[Problem to work on]: Below is a block of records. Copy every line in it that contains the word "care".

*** Given data

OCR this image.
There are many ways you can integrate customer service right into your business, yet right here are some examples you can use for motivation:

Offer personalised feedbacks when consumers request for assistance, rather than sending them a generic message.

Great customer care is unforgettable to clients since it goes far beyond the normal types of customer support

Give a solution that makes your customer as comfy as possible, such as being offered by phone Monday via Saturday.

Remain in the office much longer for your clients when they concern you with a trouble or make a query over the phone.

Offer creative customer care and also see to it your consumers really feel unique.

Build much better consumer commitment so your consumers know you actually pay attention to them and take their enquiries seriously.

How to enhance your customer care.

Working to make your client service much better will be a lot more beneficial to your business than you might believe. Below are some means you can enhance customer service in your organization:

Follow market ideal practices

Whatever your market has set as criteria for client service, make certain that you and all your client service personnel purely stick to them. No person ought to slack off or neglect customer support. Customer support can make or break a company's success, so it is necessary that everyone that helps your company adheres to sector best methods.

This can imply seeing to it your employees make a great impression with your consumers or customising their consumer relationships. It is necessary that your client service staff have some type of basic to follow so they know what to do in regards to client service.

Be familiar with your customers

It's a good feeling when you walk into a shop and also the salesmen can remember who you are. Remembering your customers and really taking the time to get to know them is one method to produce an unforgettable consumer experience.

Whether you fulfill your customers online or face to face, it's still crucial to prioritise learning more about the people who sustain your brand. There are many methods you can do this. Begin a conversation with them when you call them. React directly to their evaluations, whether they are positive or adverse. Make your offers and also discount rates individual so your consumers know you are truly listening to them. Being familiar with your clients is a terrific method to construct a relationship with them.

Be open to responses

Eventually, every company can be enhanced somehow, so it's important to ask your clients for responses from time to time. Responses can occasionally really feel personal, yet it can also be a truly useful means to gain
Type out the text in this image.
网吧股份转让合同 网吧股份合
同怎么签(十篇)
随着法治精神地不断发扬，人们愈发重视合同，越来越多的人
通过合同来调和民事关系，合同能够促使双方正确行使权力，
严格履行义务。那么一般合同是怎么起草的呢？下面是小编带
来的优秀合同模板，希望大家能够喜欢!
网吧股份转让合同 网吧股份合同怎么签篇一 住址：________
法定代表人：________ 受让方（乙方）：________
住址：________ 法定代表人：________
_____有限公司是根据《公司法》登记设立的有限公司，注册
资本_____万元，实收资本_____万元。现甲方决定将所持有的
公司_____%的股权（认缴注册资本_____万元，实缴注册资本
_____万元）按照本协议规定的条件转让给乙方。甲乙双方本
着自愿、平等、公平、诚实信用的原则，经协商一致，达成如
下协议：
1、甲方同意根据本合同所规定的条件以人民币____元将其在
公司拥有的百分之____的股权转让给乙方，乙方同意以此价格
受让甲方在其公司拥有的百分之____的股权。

******
*** Given data

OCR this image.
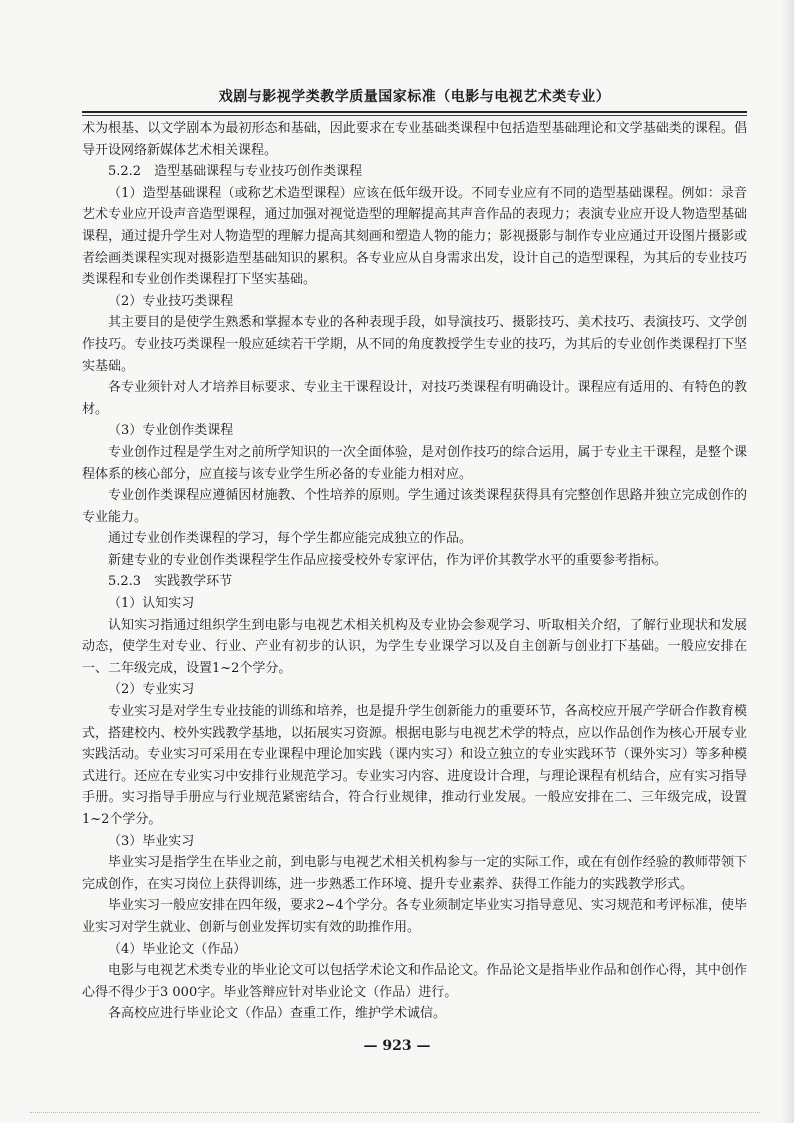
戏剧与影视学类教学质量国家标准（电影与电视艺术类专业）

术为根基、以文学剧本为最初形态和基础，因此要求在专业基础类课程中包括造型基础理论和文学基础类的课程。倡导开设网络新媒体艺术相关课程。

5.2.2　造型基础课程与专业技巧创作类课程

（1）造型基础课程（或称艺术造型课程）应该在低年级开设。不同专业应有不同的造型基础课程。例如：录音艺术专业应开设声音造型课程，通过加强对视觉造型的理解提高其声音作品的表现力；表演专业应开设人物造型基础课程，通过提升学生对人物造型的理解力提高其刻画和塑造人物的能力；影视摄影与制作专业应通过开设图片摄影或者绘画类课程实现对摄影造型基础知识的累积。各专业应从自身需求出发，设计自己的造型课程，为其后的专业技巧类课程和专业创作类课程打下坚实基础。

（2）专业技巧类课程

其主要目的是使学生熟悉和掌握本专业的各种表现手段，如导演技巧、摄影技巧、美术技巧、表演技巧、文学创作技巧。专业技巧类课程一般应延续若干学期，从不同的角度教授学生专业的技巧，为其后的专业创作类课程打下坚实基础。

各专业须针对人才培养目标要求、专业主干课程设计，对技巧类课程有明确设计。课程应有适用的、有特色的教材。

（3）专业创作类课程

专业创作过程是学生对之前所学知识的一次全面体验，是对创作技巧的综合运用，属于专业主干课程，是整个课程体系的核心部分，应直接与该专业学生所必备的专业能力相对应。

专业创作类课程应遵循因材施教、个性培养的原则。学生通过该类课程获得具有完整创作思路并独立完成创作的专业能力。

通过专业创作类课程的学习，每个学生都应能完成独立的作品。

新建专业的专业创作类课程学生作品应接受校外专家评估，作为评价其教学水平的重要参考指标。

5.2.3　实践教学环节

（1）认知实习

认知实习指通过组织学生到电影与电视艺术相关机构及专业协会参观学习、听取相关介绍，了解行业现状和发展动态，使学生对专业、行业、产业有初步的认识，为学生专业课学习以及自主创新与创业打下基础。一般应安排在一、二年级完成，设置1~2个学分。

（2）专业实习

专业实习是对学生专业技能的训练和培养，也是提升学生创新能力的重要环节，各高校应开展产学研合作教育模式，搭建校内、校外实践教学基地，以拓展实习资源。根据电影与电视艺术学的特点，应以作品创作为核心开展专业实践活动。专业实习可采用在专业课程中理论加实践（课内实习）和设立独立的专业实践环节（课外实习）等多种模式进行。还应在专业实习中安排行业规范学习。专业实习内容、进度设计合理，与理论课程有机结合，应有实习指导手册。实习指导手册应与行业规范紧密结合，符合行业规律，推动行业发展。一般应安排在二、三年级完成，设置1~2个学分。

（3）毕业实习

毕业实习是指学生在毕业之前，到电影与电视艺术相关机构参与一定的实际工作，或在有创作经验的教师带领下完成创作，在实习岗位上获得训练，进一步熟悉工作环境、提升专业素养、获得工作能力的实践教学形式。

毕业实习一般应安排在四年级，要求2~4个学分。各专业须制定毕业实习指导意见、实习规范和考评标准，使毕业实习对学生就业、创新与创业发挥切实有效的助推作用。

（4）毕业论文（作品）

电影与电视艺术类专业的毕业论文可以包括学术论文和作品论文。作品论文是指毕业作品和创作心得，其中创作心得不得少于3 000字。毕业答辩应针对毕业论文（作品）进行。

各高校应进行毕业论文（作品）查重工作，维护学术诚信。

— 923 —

******

[Full response]:
Great customer care is unforgettable to clients since it goes far beyond the normal types of customer support
Offer creative customer care and also see to it your consumers really feel unique.
How to enhance your customer care.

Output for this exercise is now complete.